__What you have to do__. Each entry should be quoted word for word, including every mark of punctuation.

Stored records
——

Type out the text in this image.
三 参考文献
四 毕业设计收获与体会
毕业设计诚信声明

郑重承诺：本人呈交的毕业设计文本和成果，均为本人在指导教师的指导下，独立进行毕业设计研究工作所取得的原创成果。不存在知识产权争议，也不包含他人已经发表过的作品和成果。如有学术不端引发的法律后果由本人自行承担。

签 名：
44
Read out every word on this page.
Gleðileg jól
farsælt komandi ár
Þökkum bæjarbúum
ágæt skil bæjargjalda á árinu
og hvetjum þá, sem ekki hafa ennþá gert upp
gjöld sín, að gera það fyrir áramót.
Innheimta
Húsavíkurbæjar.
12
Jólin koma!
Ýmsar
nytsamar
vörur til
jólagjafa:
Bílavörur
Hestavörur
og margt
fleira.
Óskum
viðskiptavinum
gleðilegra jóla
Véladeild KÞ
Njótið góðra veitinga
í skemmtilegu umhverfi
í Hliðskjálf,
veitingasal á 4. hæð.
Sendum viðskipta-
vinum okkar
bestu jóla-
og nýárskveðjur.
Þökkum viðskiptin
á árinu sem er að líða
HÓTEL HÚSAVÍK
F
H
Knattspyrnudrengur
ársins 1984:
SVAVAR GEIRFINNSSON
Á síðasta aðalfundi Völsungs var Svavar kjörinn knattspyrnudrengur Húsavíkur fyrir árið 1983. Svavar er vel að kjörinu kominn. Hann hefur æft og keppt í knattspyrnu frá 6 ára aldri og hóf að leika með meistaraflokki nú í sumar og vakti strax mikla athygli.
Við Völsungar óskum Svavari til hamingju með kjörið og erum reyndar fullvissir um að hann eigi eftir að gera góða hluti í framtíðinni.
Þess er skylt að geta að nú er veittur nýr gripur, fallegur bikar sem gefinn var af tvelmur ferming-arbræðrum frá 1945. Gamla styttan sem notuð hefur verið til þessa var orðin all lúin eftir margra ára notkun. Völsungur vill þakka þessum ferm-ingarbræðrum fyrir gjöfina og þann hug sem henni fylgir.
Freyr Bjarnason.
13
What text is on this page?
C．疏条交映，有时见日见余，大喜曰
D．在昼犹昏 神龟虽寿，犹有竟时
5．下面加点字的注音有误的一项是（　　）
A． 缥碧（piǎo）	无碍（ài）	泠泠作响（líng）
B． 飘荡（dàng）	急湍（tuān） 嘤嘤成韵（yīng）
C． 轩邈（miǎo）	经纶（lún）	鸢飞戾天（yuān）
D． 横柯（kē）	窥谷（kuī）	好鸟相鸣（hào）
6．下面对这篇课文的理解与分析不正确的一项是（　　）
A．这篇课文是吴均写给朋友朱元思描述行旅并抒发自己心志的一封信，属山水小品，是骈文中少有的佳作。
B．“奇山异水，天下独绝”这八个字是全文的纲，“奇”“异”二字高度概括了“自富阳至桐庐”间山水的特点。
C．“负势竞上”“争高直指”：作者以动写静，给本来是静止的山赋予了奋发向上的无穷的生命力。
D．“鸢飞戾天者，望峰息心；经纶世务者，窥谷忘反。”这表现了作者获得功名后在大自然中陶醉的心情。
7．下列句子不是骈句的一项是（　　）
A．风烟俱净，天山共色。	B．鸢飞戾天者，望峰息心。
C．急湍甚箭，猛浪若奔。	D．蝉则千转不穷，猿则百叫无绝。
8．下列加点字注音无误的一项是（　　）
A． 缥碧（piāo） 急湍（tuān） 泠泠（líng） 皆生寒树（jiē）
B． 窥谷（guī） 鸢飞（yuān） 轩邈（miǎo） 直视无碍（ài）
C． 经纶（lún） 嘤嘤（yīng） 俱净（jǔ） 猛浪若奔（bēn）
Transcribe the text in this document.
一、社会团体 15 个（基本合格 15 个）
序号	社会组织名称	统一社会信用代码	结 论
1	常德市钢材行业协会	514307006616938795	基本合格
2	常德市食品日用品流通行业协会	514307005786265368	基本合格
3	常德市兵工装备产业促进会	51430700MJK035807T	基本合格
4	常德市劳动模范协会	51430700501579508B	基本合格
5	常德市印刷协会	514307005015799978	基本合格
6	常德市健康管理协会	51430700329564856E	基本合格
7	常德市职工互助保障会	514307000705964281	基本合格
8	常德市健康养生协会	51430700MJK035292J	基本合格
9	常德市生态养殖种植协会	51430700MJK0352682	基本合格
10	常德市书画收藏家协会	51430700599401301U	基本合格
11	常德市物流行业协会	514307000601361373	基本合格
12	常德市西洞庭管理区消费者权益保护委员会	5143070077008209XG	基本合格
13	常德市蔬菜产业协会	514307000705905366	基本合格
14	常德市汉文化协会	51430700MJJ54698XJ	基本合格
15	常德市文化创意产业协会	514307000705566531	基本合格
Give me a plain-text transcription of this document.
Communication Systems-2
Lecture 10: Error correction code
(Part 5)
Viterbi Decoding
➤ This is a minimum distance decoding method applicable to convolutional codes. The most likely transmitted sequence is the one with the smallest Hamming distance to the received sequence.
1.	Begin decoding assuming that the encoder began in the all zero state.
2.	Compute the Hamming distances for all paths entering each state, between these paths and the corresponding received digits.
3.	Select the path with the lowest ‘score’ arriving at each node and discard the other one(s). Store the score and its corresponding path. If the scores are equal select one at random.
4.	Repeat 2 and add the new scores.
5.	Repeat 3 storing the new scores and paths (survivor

——

__Response to this exercise__.
Type out the text in this image.
三 参考文献
四 毕业设计收获与体会
毕业设计诚信声明

郑重承诺：本人呈交的毕业设计文本和成果，均为本人在指导教师的指导下，独立进行毕业设计研究工作所取得的原创成果。不存在知识产权争议，也不包含他人已经发表过的作品和成果。如有学术不端引发的法律后果由本人自行承担。

签 名：
44
Read out every word on this page.
Gleðileg jól
farsælt komandi ár
Þökkum bæjarbúum
ágæt skil bæjargjalda á árinu
og hvetjum þá, sem ekki hafa ennþá gert upp
gjöld sín, að gera það fyrir áramót.
Innheimta
Húsavíkurbæjar.
12
Jólin koma!
Ýmsar
nytsamar
vörur til
jólagjafa:
Bílavörur
Hestavörur
og margt
fleira.
Óskum
viðskiptavinum
gleðilegra jóla
Véladeild KÞ
Njótið góðra veitinga
í skemmtilegu umhverfi
í Hliðskjálf,
veitingasal á 4. hæð.
Sendum viðskipta-
vinum okkar
bestu jóla-
og nýárskveðjur.
Þökkum viðskiptin
á árinu sem er að líða
HÓTEL HÚSAVÍK
F
H
Knattspyrnudrengur
ársins 1984:
SVAVAR GEIRFINNSSON
Á síðasta aðalfundi Völsungs var Svavar kjörinn knattspyrnudrengur Húsavíkur fyrir árið 1983. Svavar er vel að kjörinu kominn. Hann hefur æft og keppt í knattspyrnu frá 6 ára aldri og hóf að leika með meistaraflokki nú í sumar og vakti strax mikla athygli.
Við Völsungar óskum Svavari til hamingju með kjörið og erum reyndar fullvissir um að hann eigi eftir að gera góða hluti í framtíðinni.
Þess er skylt að geta að nú er veittur nýr gripur, fallegur bikar sem gefinn var af tvelmur ferming-arbræðrum frá 1945. Gamla styttan sem notuð hefur verið til þessa var orðin all lúin eftir margra ára notkun. Völsungur vill þakka þessum ferm-ingarbræðrum fyrir gjöfina og þann hug sem henni fylgir.
Freyr Bjarnason.
13
What text is on this page?
C．疏条交映，有时见日见余，大喜曰
D．在昼犹昏 神龟虽寿，犹有竟时
5．下面加点字的注音有误的一项是（　　）
A． 缥碧（piǎo）	无碍（ài）	泠泠作响（líng）
B． 飘荡（dàng）	急湍（tuān） 嘤嘤成韵（yīng）
C． 轩邈（miǎo）	经纶（lún）	鸢飞戾天（yuān）
D． 横柯（kē）	窥谷（kuī）	好鸟相鸣（hào）
6．下面对这篇课文的理解与分析不正确的一项是（　　）
A．这篇课文是吴均写给朋友朱元思描述行旅并抒发自己心志的一封信，属山水小品，是骈文中少有的佳作。
B．“奇山异水，天下独绝”这八个字是全文的纲，“奇”“异”二字高度概括了“自富阳至桐庐”间山水的特点。
C．“负势竞上”“争高直指”：作者以动写静，给本来是静止的山赋予了奋发向上的无穷的生命力。
D．“鸢飞戾天者，望峰息心；经纶世务者，窥谷忘反。”这表现了作者获得功名后在大自然中陶醉的心情。
7．下列句子不是骈句的一项是（　　）
A．风烟俱净，天山共色。	B．鸢飞戾天者，望峰息心。
C．急湍甚箭，猛浪若奔。	D．蝉则千转不穷，猿则百叫无绝。
8．下列加点字注音无误的一项是（　　）
A． 缥碧（piāo） 急湍（tuān） 泠泠（líng） 皆生寒树（jiē）
B． 窥谷（guī） 鸢飞（yuān） 轩邈（miǎo） 直视无碍（ài）
C． 经纶（lún） 嘤嘤（yīng） 俱净（jǔ） 猛浪若奔（bēn）
Transcribe the text in this document.
一、社会团体 15 个（基本合格 15 个）
序号	社会组织名称	统一社会信用代码	结 论
1	常德市钢材行业协会	514307006616938795	基本合格
2	常德市食品日用品流通行业协会	514307005786265368	基本合格
3	常德市兵工装备产业促进会	51430700MJK035807T	基本合格
4	常德市劳动模范协会	51430700501579508B	基本合格
5	常德市印刷协会	514307005015799978	基本合格
6	常德市健康管理协会	51430700329564856E	基本合格
7	常德市职工互助保障会	514307000705964281	基本合格
8	常德市健康养生协会	51430700MJK035292J	基本合格
9	常德市生态养殖种植协会	51430700MJK0352682	基本合格
10	常德市书画收藏家协会	51430700599401301U	基本合格
11	常德市物流行业协会	514307000601361373	基本合格
12	常德市西洞庭管理区消费者权益保护委员会	5143070077008209XG	基本合格
13	常德市蔬菜产业协会	514307000705905366	基本合格
14	常德市汉文化协会	51430700MJJ54698XJ	基本合格
15	常德市文化创意产业协会	514307000705566531	基本合格
Give me a plain-text transcription of this document.
Communication Systems-2
Lecture 10: Error correction code
(Part 5)
Viterbi Decoding
➤ This is a minimum distance decoding method applicable to convolutional codes. The most likely transmitted sequence is the one with the smallest Hamming distance to the received sequence.
1.	Begin decoding assuming that the encoder began in the all zero state.
2.	Compute the Hamming distances for all paths entering each state, between these paths and the corresponding received digits.
3.	Select the path with the lowest ‘score’ arriving at each node and discard the other one(s). Store the score and its corresponding path. If the scores are equal select one at random.
4.	Repeat 2 and add the new scores.
5.	Repeat 3 storing the new scores and paths (survivor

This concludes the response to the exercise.